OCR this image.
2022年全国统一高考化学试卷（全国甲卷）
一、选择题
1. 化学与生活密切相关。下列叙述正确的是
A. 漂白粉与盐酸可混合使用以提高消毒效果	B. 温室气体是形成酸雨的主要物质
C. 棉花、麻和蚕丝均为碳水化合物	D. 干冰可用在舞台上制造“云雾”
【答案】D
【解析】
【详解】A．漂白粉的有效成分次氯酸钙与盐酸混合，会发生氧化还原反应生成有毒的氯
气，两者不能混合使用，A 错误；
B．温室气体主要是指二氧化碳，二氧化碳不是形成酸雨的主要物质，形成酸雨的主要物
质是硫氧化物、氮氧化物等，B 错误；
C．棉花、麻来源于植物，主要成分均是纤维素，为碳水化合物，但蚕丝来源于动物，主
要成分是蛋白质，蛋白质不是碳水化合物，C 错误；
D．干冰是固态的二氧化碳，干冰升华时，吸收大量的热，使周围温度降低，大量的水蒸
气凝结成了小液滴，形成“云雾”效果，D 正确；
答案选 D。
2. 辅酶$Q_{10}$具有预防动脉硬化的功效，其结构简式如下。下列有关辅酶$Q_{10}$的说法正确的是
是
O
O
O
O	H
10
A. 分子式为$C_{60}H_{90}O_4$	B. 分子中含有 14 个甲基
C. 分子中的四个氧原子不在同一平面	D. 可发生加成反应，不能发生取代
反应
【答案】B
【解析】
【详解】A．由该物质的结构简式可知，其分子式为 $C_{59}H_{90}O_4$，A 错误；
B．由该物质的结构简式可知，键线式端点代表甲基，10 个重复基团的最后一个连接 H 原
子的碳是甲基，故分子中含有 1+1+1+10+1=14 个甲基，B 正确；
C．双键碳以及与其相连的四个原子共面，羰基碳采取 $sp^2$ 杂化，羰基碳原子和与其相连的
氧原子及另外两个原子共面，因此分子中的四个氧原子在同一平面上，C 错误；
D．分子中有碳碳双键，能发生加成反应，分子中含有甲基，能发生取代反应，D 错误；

◆ SET PROBLEM ◆
The records above must be output exactly, in full.

◆ TASK RESULT ◆
OCR this image.
2022年全国统一高考化学试卷（全国甲卷）
一、选择题
1. 化学与生活密切相关。下列叙述正确的是
A. 漂白粉与盐酸可混合使用以提高消毒效果	B. 温室气体是形成酸雨的主要物质
C. 棉花、麻和蚕丝均为碳水化合物	D. 干冰可用在舞台上制造“云雾”
【答案】D
【解析】
【详解】A．漂白粉的有效成分次氯酸钙与盐酸混合，会发生氧化还原反应生成有毒的氯
气，两者不能混合使用，A 错误；
B．温室气体主要是指二氧化碳，二氧化碳不是形成酸雨的主要物质，形成酸雨的主要物
质是硫氧化物、氮氧化物等，B 错误；
C．棉花、麻来源于植物，主要成分均是纤维素，为碳水化合物，但蚕丝来源于动物，主
要成分是蛋白质，蛋白质不是碳水化合物，C 错误；
D．干冰是固态的二氧化碳，干冰升华时，吸收大量的热，使周围温度降低，大量的水蒸
气凝结成了小液滴，形成“云雾”效果，D 正确；
答案选 D。
2. 辅酶$Q_{10}$具有预防动脉硬化的功效，其结构简式如下。下列有关辅酶$Q_{10}$的说法正确的是
是
O
O
O
O	H
10
A. 分子式为$C_{60}H_{90}O_4$	B. 分子中含有 14 个甲基
C. 分子中的四个氧原子不在同一平面	D. 可发生加成反应，不能发生取代
反应
【答案】B
【解析】
【详解】A．由该物质的结构简式可知，其分子式为 $C_{59}H_{90}O_4$，A 错误；
B．由该物质的结构简式可知，键线式端点代表甲基，10 个重复基团的最后一个连接 H 原
子的碳是甲基，故分子中含有 1+1+1+10+1=14 个甲基，B 正确；
C．双键碳以及与其相连的四个原子共面，羰基碳采取 $sp^2$ 杂化，羰基碳原子和与其相连的
氧原子及另外两个原子共面，因此分子中的四个氧原子在同一平面上，C 错误；
D．分子中有碳碳双键，能发生加成反应，分子中含有甲基，能发生取代反应，D 错误；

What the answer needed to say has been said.